* WORK ITEM A *
Do these statements agree with the transcript about the year of life collapse? Answer yes or no for each, quoting the deciding words of the transcript. (i) The speaker says all of those losses happened within exactly one year. (ii) The speaker heard the line on the podcast while driving. (iii) The speaker had always believed the idea of being struck by a bolt of lightning.
* WORK ITEM B *
Repeat the part of the transcript about the year of life collapse that opens with the words containing "Yesterday almost killed" and closes with "believe it is.".
* WORK ITEM C *
What line did the man on the podcast say in the transcript about the year of life collapse?

**** PASSAGE FOR REVIEW

Well, I got lucky. Not long into the great pandemic, I woke up one morning with cancer the luckiest day of my life. I had started a 12-year period to the day of being diagnosed with cancer, going through treatment, losing my wife, losing my house, losing my family in any way you can imagine that being losing our business, ending up alone, broken, alcoholic and suicidal. In exactly one year, all that happened. So I call that the year of life collapse. Now, there's a good thing to that. If any one of those things had happened, it could have been a tragedy for my life, I think, because it all happened together. There was no time for it to be a tragedy. It was simply trying to hold on to the lifeboat and get through it. There was no time to actually absorb pain from it. But what it did was wake me up to this false reality of who. I believe. I was the false self and I now believe we are all a false self because we are that story. I didn't create that story. You didn't create your story. Your experience and environment and people's opinions and education and parenting that created the story. You never chose it. You became an identity that happened to you. So my entire life, my entire life, is believed to be this story, our history. One day, soon after, I'm trying to understand how to get my life back together, how to get physically healthy and stronger, how to be able to live and go forward.

Speaker 2:

I'm listening to a podcast in the background making dinner one night, and a man on the podcast said one line, and you know that hit me like a ton of bricks oh yeah, I've never, I've never believed that that's sort of Hollywood, you know, struck by a ton of bricks. Oh yeah, I've never believed that. That's sort of Hollywood, you know, struck by a bolt of lightning. And I always thought that was silly. Well, I got to experience it. And what the man said was show me yesterday. That was it my brain said show me yesterday, nadine, can I go to the cupboard, pull out yesterday and go here? What do you think? I don't know, could you? No, of course we can't. We know we can't, but I had based my whole life on yesterday.

Speaker 2:

Yesterday almost killed me, and now I have to see in my mind what is the reality of our yesterday, what is the reality of our story outside of just a memory? What is the truth of a memory? How could just a memory almost kill me in the real life of today? I mean that opened the door wide and said it's just a story. It's just a belief. You believe things 10 years ago you don't believe right now. You will believe things in 10 years that you don't believe right now. So what is a belief? How true is it? It's only as true as you believe it is.

********
**** DATA UNDER STUDY

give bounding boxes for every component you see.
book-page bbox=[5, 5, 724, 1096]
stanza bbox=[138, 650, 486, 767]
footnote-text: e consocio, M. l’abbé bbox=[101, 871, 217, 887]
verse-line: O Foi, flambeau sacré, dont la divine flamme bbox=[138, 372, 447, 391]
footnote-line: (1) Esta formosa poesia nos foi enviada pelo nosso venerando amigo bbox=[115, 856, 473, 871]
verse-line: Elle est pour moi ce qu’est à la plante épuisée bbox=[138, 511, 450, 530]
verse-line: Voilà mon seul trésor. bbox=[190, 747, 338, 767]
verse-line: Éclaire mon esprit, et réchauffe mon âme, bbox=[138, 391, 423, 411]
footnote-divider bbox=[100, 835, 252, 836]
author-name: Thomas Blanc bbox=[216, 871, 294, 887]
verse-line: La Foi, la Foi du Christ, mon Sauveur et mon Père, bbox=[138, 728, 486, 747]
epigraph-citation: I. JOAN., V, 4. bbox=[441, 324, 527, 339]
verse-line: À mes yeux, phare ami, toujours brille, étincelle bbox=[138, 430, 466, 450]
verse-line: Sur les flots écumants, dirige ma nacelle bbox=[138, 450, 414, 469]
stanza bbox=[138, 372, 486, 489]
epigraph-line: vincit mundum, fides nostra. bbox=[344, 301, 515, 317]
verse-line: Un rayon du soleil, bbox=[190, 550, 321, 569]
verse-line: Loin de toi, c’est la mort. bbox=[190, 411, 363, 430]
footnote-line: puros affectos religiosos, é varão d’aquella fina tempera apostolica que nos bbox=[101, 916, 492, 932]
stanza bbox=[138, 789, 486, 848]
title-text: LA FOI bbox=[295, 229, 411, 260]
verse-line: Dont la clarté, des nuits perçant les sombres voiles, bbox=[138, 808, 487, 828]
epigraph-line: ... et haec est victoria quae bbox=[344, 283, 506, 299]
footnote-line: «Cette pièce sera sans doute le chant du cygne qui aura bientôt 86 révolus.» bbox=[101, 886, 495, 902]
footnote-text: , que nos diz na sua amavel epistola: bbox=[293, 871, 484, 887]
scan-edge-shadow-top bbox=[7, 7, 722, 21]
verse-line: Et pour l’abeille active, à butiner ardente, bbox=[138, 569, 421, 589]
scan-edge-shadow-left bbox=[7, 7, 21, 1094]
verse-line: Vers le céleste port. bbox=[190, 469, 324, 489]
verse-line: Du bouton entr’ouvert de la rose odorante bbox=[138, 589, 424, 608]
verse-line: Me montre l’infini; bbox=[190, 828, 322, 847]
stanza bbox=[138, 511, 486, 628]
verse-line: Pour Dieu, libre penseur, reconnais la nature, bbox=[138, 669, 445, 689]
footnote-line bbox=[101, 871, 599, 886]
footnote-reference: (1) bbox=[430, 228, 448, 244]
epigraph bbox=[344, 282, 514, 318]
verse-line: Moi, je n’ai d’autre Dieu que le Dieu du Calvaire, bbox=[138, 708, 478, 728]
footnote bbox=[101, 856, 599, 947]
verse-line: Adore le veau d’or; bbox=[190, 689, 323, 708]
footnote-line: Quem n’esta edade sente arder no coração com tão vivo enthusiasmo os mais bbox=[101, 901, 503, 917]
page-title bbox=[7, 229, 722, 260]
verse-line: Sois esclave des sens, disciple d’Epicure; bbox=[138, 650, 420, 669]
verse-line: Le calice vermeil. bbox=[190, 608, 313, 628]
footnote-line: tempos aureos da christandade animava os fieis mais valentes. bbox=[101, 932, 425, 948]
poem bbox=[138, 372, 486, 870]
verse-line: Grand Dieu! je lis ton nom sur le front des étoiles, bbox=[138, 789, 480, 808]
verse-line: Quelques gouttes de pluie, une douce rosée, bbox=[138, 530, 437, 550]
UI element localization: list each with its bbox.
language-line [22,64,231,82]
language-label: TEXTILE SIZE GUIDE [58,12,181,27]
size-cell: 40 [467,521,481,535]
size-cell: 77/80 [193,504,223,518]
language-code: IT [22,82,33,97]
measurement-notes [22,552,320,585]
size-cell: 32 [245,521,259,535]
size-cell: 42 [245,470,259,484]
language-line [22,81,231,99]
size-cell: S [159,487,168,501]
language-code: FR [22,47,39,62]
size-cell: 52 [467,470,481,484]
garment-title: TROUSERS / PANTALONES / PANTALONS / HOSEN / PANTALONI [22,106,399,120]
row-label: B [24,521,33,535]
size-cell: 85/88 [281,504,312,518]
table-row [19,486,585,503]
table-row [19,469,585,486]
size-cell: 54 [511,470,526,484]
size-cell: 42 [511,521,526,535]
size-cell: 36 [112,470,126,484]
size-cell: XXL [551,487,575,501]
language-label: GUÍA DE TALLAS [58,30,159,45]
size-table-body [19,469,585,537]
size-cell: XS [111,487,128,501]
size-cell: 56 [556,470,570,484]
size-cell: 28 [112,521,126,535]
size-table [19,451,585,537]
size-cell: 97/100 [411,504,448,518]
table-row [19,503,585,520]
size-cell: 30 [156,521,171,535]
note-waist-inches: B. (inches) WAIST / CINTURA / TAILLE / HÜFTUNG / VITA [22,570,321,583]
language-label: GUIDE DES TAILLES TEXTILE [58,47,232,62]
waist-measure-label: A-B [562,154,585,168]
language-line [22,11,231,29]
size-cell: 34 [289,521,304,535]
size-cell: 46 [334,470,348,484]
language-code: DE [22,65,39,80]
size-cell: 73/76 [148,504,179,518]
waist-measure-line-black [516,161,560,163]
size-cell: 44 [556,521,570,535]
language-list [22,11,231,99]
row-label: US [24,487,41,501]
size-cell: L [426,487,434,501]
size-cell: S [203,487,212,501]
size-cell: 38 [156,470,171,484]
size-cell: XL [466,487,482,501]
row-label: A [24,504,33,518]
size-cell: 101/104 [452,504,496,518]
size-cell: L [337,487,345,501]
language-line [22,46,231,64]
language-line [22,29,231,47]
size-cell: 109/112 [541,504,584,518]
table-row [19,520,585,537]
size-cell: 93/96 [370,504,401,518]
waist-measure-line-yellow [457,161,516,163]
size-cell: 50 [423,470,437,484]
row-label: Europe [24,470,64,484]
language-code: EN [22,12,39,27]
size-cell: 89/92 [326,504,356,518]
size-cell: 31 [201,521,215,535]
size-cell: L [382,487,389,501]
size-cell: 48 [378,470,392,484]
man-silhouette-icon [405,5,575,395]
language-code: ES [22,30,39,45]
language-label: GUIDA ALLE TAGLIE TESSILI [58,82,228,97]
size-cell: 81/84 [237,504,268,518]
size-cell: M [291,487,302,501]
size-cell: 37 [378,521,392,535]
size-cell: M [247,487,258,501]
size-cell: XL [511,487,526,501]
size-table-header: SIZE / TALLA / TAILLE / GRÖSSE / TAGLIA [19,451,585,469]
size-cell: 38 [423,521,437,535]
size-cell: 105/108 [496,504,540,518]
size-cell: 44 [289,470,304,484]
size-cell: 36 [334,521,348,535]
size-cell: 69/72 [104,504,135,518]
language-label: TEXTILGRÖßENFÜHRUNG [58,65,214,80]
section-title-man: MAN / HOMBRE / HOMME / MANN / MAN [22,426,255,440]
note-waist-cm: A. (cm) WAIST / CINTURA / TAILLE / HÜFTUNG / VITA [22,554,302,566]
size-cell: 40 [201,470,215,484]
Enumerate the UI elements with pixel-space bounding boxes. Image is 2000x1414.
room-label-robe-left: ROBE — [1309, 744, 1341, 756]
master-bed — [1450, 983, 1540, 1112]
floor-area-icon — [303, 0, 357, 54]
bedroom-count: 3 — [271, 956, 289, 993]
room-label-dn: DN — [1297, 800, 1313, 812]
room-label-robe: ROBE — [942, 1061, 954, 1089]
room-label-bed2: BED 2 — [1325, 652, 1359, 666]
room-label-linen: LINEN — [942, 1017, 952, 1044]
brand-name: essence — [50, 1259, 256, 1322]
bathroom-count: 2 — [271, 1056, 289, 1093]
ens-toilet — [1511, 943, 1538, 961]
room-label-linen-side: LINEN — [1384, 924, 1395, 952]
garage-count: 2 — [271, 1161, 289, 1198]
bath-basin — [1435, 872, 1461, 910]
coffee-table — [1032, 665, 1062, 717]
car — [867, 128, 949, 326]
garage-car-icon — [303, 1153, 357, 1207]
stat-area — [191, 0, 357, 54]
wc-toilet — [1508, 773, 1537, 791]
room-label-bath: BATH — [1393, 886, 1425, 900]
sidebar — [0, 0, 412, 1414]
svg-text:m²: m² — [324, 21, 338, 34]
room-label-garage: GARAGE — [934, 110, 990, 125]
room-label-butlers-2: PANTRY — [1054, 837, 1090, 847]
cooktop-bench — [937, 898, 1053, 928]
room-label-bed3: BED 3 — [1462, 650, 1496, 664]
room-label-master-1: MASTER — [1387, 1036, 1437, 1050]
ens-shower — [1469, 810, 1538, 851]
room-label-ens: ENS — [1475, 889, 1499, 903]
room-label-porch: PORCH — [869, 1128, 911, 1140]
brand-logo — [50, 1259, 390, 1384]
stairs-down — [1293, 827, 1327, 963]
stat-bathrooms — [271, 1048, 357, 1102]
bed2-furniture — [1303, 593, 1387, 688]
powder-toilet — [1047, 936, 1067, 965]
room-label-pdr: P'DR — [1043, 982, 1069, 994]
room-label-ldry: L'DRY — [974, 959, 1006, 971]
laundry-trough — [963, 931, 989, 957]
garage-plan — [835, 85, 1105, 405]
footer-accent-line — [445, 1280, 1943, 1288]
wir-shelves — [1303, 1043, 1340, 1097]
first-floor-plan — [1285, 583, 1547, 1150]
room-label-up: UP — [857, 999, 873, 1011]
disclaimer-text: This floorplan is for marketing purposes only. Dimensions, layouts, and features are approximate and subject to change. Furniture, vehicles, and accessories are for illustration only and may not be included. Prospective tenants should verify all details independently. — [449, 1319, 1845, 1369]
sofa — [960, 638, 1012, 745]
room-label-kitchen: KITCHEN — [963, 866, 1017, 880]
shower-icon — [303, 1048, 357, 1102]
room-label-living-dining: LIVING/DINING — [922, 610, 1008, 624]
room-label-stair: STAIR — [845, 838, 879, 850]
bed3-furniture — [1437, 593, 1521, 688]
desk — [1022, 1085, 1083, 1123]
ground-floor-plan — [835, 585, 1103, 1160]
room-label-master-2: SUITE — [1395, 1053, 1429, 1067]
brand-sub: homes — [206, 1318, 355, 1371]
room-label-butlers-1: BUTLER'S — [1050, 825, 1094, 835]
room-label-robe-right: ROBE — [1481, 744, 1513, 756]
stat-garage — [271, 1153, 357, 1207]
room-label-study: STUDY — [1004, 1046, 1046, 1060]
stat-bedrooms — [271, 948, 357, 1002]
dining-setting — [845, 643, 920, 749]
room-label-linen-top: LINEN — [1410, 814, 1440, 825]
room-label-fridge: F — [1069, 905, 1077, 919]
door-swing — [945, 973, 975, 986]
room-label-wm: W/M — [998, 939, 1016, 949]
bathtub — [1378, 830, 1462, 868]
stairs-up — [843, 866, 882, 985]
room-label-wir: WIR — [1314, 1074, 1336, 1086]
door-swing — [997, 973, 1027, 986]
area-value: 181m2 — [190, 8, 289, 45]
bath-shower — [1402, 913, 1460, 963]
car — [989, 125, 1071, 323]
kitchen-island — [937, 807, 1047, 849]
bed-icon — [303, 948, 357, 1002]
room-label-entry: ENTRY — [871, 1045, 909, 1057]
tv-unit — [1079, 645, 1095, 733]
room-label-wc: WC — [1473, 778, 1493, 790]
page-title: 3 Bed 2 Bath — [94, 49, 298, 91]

********

* EXERCISE RESULT A *
(i) Yes: "In exactly one year, all that happened."
(ii) No: "I'm listening to a podcast in the background making dinner one night"
(iii) No: "And I always thought that was silly."

* EXERCISE RESULT B *
Yesterday almost killed me, and now I have to see in my mind what is the reality of our yesterday, what is the reality of our story outside of just a memory? What is the truth of a memory? How could just a memory almost kill me in the real life of today? I mean that opened the door wide and said it's just a story. It's just a belief. You believe things 10 years ago you don't believe right now. You will believe things in 10 years that you don't believe right now. So what is a belief? How true is it? It's only as true as you believe it is.

* EXERCISE RESULT C *
He said "show me yesterday."